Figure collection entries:
-- START --

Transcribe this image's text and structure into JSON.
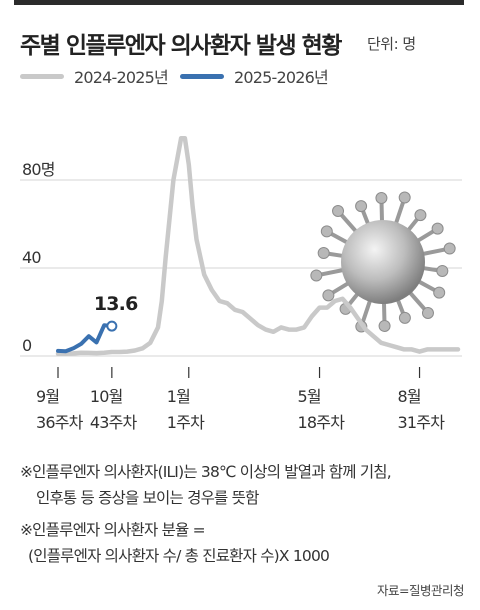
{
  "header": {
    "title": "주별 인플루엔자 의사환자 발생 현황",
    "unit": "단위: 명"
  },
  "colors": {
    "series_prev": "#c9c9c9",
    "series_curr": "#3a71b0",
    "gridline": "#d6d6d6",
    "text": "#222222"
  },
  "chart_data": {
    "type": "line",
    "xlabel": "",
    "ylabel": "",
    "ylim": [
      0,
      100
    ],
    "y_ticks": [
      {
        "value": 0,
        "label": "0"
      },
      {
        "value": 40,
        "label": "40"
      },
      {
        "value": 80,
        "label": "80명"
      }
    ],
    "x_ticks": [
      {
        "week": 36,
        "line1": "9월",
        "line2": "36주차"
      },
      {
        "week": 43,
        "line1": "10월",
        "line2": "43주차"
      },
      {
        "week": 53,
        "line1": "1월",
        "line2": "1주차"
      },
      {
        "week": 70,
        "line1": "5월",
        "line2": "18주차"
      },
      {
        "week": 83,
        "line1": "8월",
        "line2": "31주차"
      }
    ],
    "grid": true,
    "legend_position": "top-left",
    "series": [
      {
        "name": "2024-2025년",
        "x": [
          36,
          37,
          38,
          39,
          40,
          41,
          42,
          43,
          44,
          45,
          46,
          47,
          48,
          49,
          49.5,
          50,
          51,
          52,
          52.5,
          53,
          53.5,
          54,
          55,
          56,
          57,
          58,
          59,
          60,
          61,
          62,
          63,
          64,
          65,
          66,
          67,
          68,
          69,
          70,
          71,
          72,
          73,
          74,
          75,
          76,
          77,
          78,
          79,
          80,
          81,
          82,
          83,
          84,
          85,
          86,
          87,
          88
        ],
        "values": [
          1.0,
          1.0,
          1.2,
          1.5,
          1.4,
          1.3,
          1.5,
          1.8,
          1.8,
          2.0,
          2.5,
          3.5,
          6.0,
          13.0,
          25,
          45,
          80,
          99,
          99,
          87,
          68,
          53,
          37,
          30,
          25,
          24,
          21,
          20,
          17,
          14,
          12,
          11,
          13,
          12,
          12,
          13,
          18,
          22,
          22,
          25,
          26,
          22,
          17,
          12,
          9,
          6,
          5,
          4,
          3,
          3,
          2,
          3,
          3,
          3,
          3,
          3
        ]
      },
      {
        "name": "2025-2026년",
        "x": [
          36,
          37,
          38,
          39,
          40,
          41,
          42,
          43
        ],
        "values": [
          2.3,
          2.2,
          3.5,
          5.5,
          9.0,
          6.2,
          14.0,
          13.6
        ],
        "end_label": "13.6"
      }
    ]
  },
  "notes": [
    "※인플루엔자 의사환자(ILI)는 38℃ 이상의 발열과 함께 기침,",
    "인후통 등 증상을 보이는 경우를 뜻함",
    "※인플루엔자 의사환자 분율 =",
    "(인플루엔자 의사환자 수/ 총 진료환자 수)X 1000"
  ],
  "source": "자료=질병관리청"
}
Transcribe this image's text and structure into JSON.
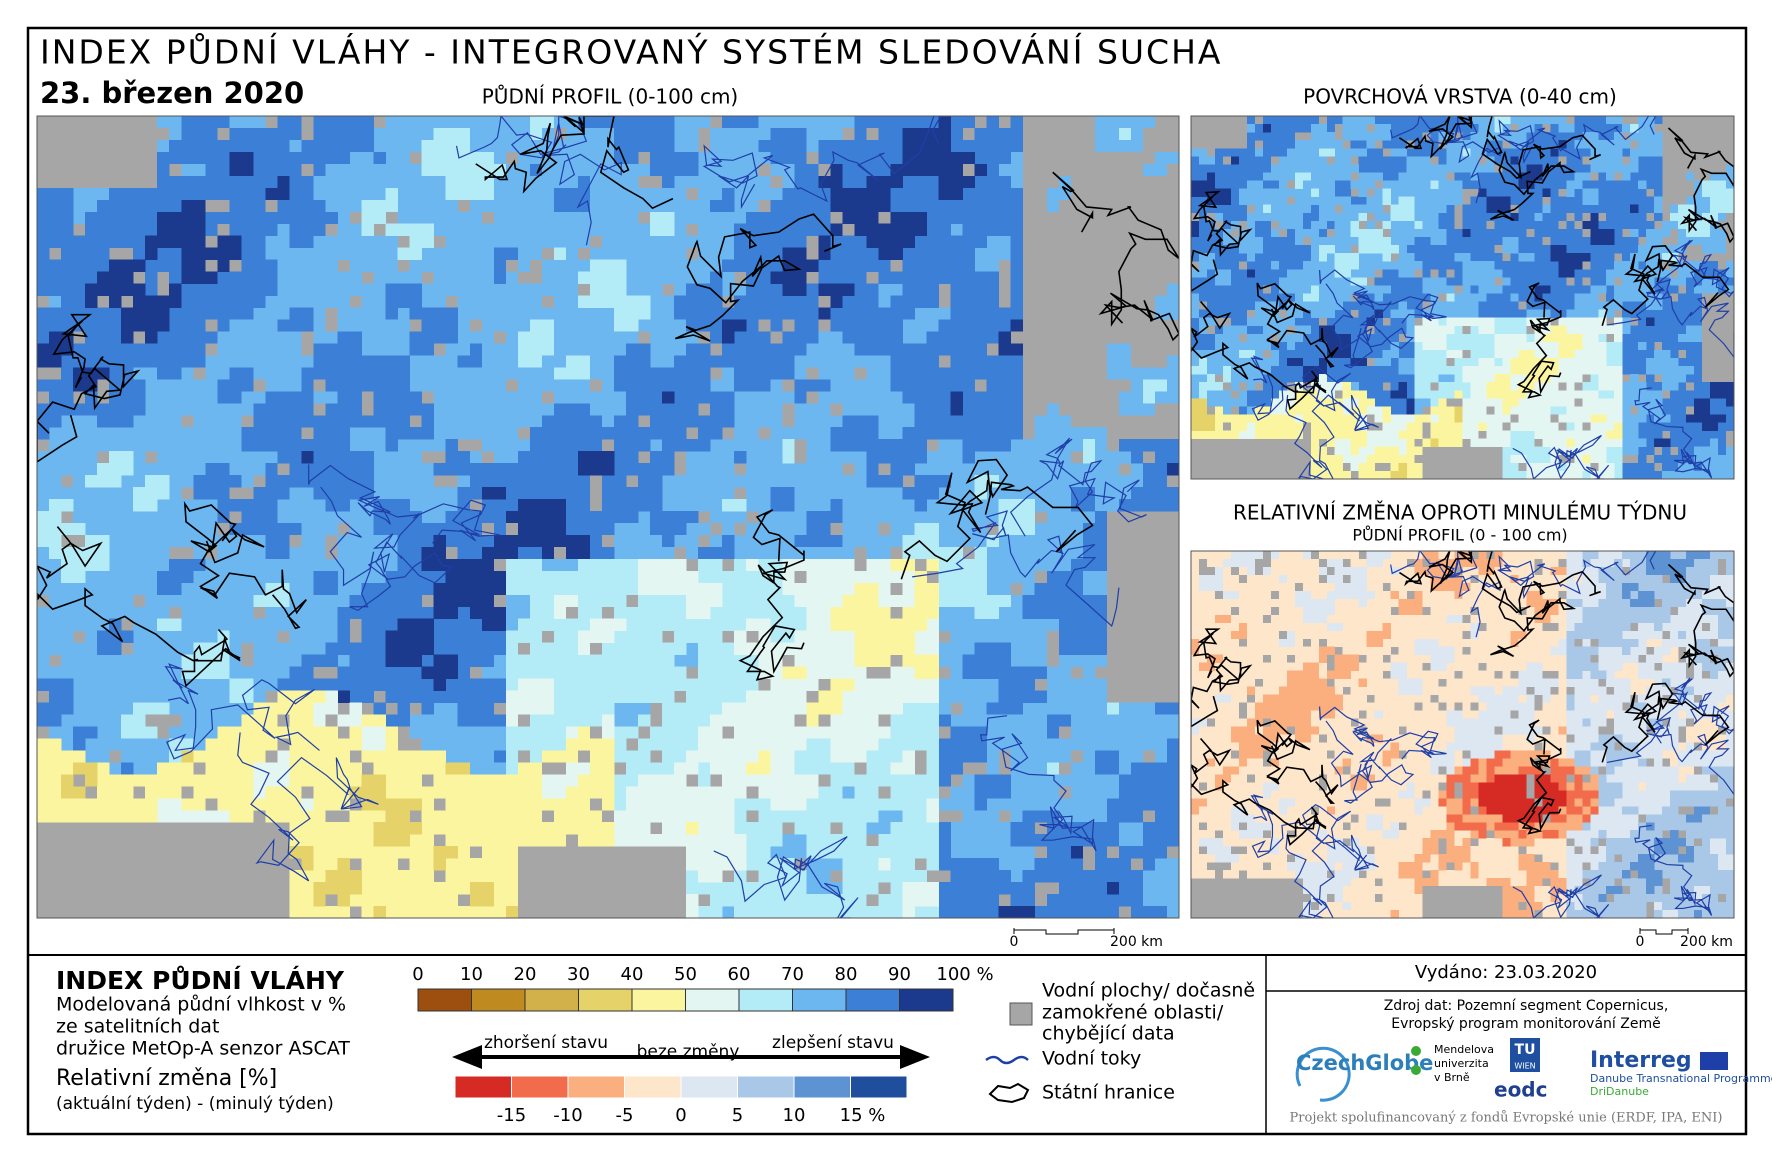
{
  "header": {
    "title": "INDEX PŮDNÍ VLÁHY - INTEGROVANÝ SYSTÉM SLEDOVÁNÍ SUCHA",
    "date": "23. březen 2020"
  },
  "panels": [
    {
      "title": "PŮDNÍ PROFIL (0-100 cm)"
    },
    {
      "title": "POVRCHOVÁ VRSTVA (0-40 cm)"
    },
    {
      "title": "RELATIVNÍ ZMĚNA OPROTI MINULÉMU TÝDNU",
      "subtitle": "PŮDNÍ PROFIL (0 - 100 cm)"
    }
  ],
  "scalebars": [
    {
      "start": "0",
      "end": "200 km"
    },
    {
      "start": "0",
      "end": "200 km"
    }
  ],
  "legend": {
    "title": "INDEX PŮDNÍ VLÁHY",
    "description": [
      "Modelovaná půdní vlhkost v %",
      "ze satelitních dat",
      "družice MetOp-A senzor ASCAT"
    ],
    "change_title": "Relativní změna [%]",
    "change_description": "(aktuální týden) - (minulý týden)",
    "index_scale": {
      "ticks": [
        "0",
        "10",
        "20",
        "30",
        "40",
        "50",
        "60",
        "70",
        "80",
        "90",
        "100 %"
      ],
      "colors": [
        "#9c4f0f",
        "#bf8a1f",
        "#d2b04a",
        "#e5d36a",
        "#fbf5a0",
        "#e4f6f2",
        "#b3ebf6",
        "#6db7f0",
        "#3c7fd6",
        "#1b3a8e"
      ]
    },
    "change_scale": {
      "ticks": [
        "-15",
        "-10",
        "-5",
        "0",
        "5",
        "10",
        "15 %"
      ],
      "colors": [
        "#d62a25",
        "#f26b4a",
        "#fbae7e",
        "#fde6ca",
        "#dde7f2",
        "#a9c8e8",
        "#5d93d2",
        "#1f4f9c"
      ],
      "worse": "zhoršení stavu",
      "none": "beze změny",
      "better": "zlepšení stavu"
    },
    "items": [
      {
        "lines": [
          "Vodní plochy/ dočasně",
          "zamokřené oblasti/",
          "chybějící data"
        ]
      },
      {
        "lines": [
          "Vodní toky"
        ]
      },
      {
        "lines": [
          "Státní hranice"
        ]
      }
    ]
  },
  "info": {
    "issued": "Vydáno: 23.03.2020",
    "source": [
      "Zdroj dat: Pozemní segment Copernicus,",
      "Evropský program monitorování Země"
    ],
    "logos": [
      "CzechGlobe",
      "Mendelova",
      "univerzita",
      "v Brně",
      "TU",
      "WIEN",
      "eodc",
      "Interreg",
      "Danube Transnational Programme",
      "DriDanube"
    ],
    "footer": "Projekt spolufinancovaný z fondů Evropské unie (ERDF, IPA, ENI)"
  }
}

-- END --

Work instructions: Pictures are excluded; output everything else in the data verbatim.

Correct output:
Transcribe this image's text and structure into JSON.
{
  "header": {
    "title": "주별 인플루엔자 의사환자 발생 현황",
    "unit": "단위: 명"
  },
  "colors": {
    "series_prev": "#c9c9c9",
    "series_curr": "#3a71b0",
    "gridline": "#d6d6d6",
    "text": "#222222"
  },
  "chart_data": {
    "type": "line",
    "xlabel": "",
    "ylabel": "",
    "ylim": [
      0,
      100
    ],
    "y_ticks": [
      {
        "value": 0,
        "label": "0"
      },
      {
        "value": 40,
        "label": "40"
      },
      {
        "value": 80,
        "label": "80명"
      }
    ],
    "x_ticks": [
      {
        "week": 36,
        "line1": "9월",
        "line2": "36주차"
      },
      {
        "week": 43,
        "line1": "10월",
        "line2": "43주차"
      },
      {
        "week": 53,
        "line1": "1월",
        "line2": "1주차"
      },
      {
        "week": 70,
        "line1": "5월",
        "line2": "18주차"
      },
      {
        "week": 83,
        "line1": "8월",
        "line2": "31주차"
      }
    ],
    "grid": true,
    "legend_position": "top-left",
    "series": [
      {
        "name": "2024-2025년",
        "x": [
          36,
          37,
          38,
          39,
          40,
          41,
          42,
          43,
          44,
          45,
          46,
          47,
          48,
          49,
          49.5,
          50,
          51,
          52,
          52.5,
          53,
          53.5,
          54,
          55,
          56,
          57,
          58,
          59,
          60,
          61,
          62,
          63,
          64,
          65,
          66,
          67,
          68,
          69,
          70,
          71,
          72,
          73,
          74,
          75,
          76,
          77,
          78,
          79,
          80,
          81,
          82,
          83,
          84,
          85,
          86,
          87,
          88
        ],
        "values": [
          1.0,
          1.0,
          1.2,
          1.5,
          1.4,
          1.3,
          1.5,
          1.8,
          1.8,
          2.0,
          2.5,
          3.5,
          6.0,
          13.0,
          25,
          45,
          80,
          99,
          99,
          87,
          68,
          53,
          37,
          30,
          25,
          24,
          21,
          20,
          17,
          14,
          12,
          11,
          13,
          12,
          12,
          13,
          18,
          22,
          22,
          25,
          26,
          22,
          17,
          12,
          9,
          6,
          5,
          4,
          3,
          3,
          2,
          3,
          3,
          3,
          3,
          3
        ]
      },
      {
        "name": "2025-2026년",
        "x": [
          36,
          37,
          38,
          39,
          40,
          41,
          42,
          43
        ],
        "values": [
          2.3,
          2.2,
          3.5,
          5.5,
          9.0,
          6.2,
          14.0,
          13.6
        ],
        "end_label": "13.6"
      }
    ]
  },
  "notes": [
    "※인플루엔자 의사환자(ILI)는 38℃ 이상의 발열과 함께 기침,",
    "인후통 등 증상을 보이는 경우를 뜻함",
    "※인플루엔자 의사환자 분율 =",
    "(인플루엔자 의사환자 수/ 총 진료환자 수)X 1000"
  ],
  "source": "자료=질병관리청"
}
Transcribe this image's text and structure into JSON.
{
  "header": {
    "title": "INDEX PŮDNÍ VLÁHY - INTEGROVANÝ SYSTÉM SLEDOVÁNÍ SUCHA",
    "date": "23. březen 2020"
  },
  "panels": [
    {
      "title": "PŮDNÍ PROFIL (0-100 cm)"
    },
    {
      "title": "POVRCHOVÁ VRSTVA (0-40 cm)"
    },
    {
      "title": "RELATIVNÍ ZMĚNA OPROTI MINULÉMU TÝDNU",
      "subtitle": "PŮDNÍ PROFIL (0 - 100 cm)"
    }
  ],
  "scalebars": [
    {
      "start": "0",
      "end": "200 km"
    },
    {
      "start": "0",
      "end": "200 km"
    }
  ],
  "legend": {
    "title": "INDEX PŮDNÍ VLÁHY",
    "description": [
      "Modelovaná půdní vlhkost v %",
      "ze satelitních dat",
      "družice MetOp-A senzor ASCAT"
    ],
    "change_title": "Relativní změna [%]",
    "change_description": "(aktuální týden) - (minulý týden)",
    "index_scale": {
      "ticks": [
        "0",
        "10",
        "20",
        "30",
        "40",
        "50",
        "60",
        "70",
        "80",
        "90",
        "100 %"
      ],
      "colors": [
        "#9c4f0f",
        "#bf8a1f",
        "#d2b04a",
        "#e5d36a",
        "#fbf5a0",
        "#e4f6f2",
        "#b3ebf6",
        "#6db7f0",
        "#3c7fd6",
        "#1b3a8e"
      ]
    },
    "change_scale": {
      "ticks": [
        "-15",
        "-10",
        "-5",
        "0",
        "5",
        "10",
        "15 %"
      ],
      "colors": [
        "#d62a25",
        "#f26b4a",
        "#fbae7e",
        "#fde6ca",
        "#dde7f2",
        "#a9c8e8",
        "#5d93d2",
        "#1f4f9c"
      ],
      "worse": "zhoršení stavu",
      "none": "beze změny",
      "better": "zlepšení stavu"
    },
    "items": [
      {
        "lines": [
          "Vodní plochy/ dočasně",
          "zamokřené oblasti/",
          "chybějící data"
        ]
      },
      {
        "lines": [
          "Vodní toky"
        ]
      },
      {
        "lines": [
          "Státní hranice"
        ]
      }
    ]
  },
  "info": {
    "issued": "Vydáno: 23.03.2020",
    "source": [
      "Zdroj dat: Pozemní segment Copernicus,",
      "Evropský program monitorování Země"
    ],
    "logos": [
      "CzechGlobe",
      "Mendelova",
      "univerzita",
      "v Brně",
      "TU",
      "WIEN",
      "eodc",
      "Interreg",
      "Danube Transnational Programme",
      "DriDanube"
    ],
    "footer": "Projekt spolufinancovaný z fondů Evropské unie (ERDF, IPA, ENI)"
  }
}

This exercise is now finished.